[Requirement]: Quote every line of the data below as it stands, omitting pictures.

[Stored records]
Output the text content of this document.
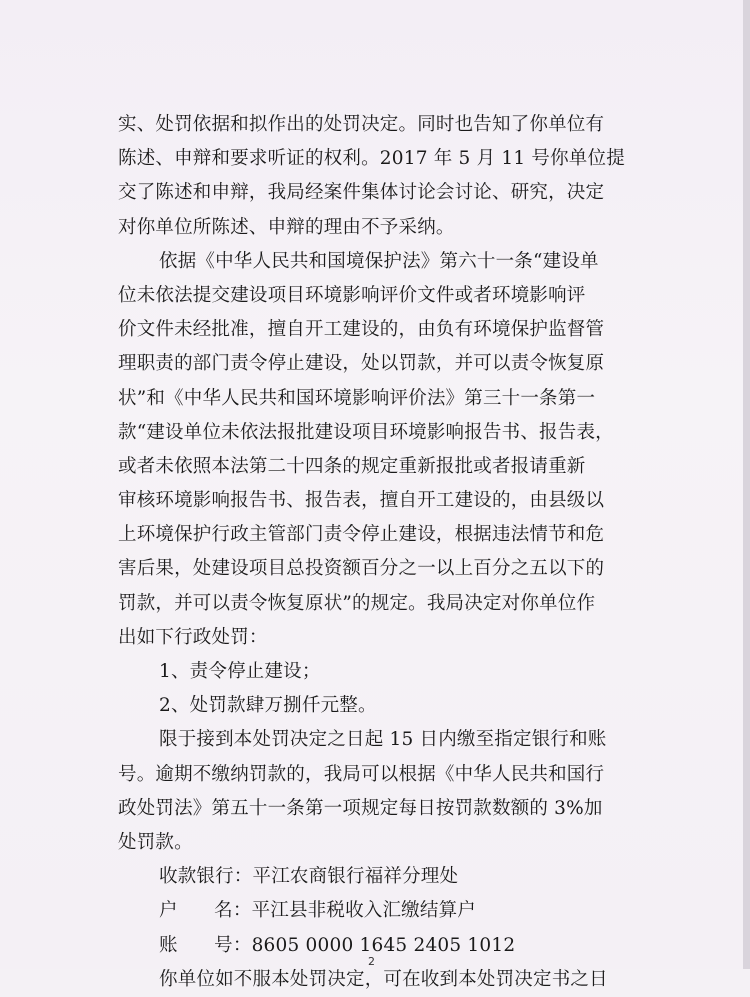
实、处罚依据和拟作出的处罚决定。同时也告知了你单位有
陈述、申辩和要求听证的权利。2017 年 5 月 11 号你单位提
交了陈述和申辩，我局经案件集体讨论会讨论、研究，决定
对你单位所陈述、申辩的理由不予采纳。
依据《中华人民共和国境保护法》第六十一条“建设单
位未依法提交建设项目环境影响评价文件或者环境影响评
价文件未经批准，擅自开工建设的，由负有环境保护监督管
理职责的部门责令停止建设，处以罚款，并可以责令恢复原
状”和《中华人民共和国环境影响评价法》第三十一条第一
款“建设单位未依法报批建设项目环境影响报告书、报告表，
或者未依照本法第二十四条的规定重新报批或者报请重新
审核环境影响报告书、报告表，擅自开工建设的，由县级以
上环境保护行政主管部门责令停止建设，根据违法情节和危
害后果，处建设项目总投资额百分之一以上百分之五以下的
罚款，并可以责令恢复原状”的规定。我局决定对你单位作
出如下行政处罚：
1、责令停止建设；
2、处罚款肆万捌仟元整。
限于接到本处罚决定之日起 15 日内缴至指定银行和账
号。逾期不缴纳罚款的，我局可以根据《中华人民共和国行
政处罚法》第五十一条第一项规定每日按罚款数额的 3%加
处罚款。
收款银行：平江农商银行福祥分理处
户      名：平江县非税收入汇缴结算户
账      号：8605 0000 1645 2405 1012
你单位如不服本处罚决定，可在收到本处罚决定书之日
2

[Response to the exercise]:
Output the text content of this document.
实、处罚依据和拟作出的处罚决定。同时也告知了你单位有
陈述、申辩和要求听证的权利。2017 年 5 月 11 号你单位提
交了陈述和申辩，我局经案件集体讨论会讨论、研究，决定
对你单位所陈述、申辩的理由不予采纳。
依据《中华人民共和国境保护法》第六十一条“建设单
位未依法提交建设项目环境影响评价文件或者环境影响评
价文件未经批准，擅自开工建设的，由负有环境保护监督管
理职责的部门责令停止建设，处以罚款，并可以责令恢复原
状”和《中华人民共和国环境影响评价法》第三十一条第一
款“建设单位未依法报批建设项目环境影响报告书、报告表，
或者未依照本法第二十四条的规定重新报批或者报请重新
审核环境影响报告书、报告表，擅自开工建设的，由县级以
上环境保护行政主管部门责令停止建设，根据违法情节和危
害后果，处建设项目总投资额百分之一以上百分之五以下的
罚款，并可以责令恢复原状”的规定。我局决定对你单位作
出如下行政处罚：
1、责令停止建设；
2、处罚款肆万捌仟元整。
限于接到本处罚决定之日起 15 日内缴至指定银行和账
号。逾期不缴纳罚款的，我局可以根据《中华人民共和国行
政处罚法》第五十一条第一项规定每日按罚款数额的 3%加
处罚款。
收款银行：平江农商银行福祥分理处
户      名：平江县非税收入汇缴结算户
账      号：8605 0000 1645 2405 1012
你单位如不服本处罚决定，可在收到本处罚决定书之日
2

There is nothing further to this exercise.